Copy all lines in which the word "create" can be found.

** start DATA PROVIDED **

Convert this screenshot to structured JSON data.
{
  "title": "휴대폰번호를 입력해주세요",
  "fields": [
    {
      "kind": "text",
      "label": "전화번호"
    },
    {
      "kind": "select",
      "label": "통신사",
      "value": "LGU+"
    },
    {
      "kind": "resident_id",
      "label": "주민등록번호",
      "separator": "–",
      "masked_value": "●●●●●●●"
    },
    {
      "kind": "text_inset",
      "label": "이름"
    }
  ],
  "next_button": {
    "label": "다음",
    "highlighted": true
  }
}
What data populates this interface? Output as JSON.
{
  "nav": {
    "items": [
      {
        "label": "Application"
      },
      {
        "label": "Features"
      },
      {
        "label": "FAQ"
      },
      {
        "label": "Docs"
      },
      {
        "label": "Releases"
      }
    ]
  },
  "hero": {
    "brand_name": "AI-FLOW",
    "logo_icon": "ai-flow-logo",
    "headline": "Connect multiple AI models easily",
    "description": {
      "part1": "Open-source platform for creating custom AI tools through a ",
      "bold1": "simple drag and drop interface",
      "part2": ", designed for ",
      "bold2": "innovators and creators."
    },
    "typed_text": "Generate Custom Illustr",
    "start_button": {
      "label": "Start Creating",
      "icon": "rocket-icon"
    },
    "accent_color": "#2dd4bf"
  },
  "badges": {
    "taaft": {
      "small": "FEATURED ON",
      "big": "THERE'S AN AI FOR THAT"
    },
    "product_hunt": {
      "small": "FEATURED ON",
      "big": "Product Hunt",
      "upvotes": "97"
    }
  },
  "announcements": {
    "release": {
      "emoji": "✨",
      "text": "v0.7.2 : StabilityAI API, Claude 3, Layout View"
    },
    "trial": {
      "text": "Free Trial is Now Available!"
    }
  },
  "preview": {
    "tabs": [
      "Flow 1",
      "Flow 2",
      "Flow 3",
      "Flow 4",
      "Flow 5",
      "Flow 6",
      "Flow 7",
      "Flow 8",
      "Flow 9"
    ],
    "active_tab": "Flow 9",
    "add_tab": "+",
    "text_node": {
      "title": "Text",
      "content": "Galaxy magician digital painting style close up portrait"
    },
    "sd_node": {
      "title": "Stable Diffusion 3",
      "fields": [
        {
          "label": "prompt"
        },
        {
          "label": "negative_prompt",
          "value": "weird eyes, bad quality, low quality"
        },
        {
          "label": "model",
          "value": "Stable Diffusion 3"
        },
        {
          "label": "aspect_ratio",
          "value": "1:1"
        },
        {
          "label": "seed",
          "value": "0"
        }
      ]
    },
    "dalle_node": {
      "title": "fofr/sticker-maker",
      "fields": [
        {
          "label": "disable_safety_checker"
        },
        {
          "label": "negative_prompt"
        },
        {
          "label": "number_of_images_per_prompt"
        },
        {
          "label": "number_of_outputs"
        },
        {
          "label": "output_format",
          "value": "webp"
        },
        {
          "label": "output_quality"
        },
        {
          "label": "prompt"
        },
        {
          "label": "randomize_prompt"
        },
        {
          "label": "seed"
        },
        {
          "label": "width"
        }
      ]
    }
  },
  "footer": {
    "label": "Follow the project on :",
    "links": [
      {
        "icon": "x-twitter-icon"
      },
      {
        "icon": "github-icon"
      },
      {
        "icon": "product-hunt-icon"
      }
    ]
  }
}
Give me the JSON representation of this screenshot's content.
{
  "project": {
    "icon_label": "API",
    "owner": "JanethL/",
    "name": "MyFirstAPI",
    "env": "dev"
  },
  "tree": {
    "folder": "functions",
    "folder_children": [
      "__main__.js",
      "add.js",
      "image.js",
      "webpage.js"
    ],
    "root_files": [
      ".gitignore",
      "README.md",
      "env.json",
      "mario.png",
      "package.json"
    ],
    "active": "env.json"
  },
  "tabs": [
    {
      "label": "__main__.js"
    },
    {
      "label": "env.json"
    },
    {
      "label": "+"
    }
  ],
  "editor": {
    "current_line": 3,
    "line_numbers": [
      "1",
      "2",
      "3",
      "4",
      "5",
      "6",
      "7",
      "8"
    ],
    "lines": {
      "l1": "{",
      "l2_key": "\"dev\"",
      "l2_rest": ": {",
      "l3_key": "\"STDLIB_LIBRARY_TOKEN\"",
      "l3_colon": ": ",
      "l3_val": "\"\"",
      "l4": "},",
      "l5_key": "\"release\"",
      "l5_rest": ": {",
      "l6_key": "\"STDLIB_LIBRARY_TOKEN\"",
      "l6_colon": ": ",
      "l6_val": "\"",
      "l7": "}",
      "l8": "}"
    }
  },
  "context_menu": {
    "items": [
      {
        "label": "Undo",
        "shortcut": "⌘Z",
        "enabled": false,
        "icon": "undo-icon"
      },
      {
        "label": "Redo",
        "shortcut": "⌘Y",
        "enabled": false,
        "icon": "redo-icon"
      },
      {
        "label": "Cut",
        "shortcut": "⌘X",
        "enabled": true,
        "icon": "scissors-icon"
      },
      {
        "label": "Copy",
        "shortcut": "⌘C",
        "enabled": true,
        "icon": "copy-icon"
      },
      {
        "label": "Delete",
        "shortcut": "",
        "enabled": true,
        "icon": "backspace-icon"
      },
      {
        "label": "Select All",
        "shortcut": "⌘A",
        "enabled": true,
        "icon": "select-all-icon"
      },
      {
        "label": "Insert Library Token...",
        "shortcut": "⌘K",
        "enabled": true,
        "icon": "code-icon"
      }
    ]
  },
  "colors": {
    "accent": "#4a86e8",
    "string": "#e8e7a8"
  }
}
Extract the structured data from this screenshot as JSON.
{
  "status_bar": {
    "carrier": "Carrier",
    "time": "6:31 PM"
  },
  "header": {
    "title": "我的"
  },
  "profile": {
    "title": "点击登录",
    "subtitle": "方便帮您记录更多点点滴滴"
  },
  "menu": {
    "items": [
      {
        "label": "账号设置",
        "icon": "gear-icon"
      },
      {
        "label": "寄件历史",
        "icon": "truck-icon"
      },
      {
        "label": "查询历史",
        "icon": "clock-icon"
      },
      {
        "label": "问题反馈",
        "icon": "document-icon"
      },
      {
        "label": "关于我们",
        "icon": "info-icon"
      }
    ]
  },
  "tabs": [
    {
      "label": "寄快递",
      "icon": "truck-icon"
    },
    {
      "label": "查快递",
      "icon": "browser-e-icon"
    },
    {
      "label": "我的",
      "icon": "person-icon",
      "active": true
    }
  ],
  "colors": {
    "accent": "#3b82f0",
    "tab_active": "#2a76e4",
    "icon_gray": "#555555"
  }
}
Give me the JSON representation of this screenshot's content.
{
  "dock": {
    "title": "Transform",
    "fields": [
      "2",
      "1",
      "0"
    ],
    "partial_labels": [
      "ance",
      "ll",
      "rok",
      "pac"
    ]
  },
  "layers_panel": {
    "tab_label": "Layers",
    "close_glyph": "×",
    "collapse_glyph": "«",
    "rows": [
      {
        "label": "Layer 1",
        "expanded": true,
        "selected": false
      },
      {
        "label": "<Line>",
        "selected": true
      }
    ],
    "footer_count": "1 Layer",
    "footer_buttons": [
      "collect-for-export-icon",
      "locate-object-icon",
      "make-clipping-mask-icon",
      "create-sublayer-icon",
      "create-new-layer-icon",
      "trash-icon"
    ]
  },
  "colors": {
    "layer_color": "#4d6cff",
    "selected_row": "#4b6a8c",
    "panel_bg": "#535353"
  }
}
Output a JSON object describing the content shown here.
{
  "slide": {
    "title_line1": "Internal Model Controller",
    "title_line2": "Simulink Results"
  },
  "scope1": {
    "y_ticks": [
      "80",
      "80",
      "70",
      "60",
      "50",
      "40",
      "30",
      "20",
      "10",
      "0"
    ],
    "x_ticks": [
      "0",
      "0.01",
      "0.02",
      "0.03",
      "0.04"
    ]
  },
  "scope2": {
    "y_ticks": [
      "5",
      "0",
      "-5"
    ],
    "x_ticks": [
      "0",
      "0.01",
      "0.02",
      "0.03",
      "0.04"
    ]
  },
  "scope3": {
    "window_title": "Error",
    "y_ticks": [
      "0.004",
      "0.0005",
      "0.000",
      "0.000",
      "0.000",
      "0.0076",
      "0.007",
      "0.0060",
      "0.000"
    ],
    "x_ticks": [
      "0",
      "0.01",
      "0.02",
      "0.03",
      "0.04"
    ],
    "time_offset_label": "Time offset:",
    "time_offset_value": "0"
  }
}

** end DATA PROVIDED **

RESULT OF THIS TASK
      "create-sublayer-icon",
      "create-new-layer-icon",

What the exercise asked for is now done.